Short problem:
Reproduce all of the records exactly.

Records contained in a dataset
_ _ _

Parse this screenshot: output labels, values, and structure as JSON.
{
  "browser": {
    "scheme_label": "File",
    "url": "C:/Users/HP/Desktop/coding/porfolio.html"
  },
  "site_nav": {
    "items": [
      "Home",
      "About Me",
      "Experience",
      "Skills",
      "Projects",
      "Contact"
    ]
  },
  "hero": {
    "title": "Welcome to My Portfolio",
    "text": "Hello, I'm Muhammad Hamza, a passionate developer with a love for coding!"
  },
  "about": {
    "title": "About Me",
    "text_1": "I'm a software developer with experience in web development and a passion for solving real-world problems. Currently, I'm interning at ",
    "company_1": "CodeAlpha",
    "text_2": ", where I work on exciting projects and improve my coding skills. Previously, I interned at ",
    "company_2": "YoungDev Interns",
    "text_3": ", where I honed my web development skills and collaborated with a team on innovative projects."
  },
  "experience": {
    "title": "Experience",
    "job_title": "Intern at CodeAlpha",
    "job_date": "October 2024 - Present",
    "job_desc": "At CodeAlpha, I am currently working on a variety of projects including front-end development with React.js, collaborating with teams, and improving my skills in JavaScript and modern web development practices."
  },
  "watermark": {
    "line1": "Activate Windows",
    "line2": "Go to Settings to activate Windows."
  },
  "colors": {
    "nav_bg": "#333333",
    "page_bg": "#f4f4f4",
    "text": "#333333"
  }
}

_ _ _

Response:
Parse this screenshot: output labels, values, and structure as JSON.
{
  "browser": {
    "scheme_label": "File",
    "url": "C:/Users/HP/Desktop/coding/porfolio.html"
  },
  "site_nav": {
    "items": [
      "Home",
      "About Me",
      "Experience",
      "Skills",
      "Projects",
      "Contact"
    ]
  },
  "hero": {
    "title": "Welcome to My Portfolio",
    "text": "Hello, I'm Muhammad Hamza, a passionate developer with a love for coding!"
  },
  "about": {
    "title": "About Me",
    "text_1": "I'm a software developer with experience in web development and a passion for solving real-world problems. Currently, I'm interning at ",
    "company_1": "CodeAlpha",
    "text_2": ", where I work on exciting projects and improve my coding skills. Previously, I interned at ",
    "company_2": "YoungDev Interns",
    "text_3": ", where I honed my web development skills and collaborated with a team on innovative projects."
  },
  "experience": {
    "title": "Experience",
    "job_title": "Intern at CodeAlpha",
    "job_date": "October 2024 - Present",
    "job_desc": "At CodeAlpha, I am currently working on a variety of projects including front-end development with React.js, collaborating with teams, and improving my skills in JavaScript and modern web development practices."
  },
  "watermark": {
    "line1": "Activate Windows",
    "line2": "Go to Settings to activate Windows."
  },
  "colors": {
    "nav_bg": "#333333",
    "page_bg": "#f4f4f4",
    "text": "#333333"
  }
}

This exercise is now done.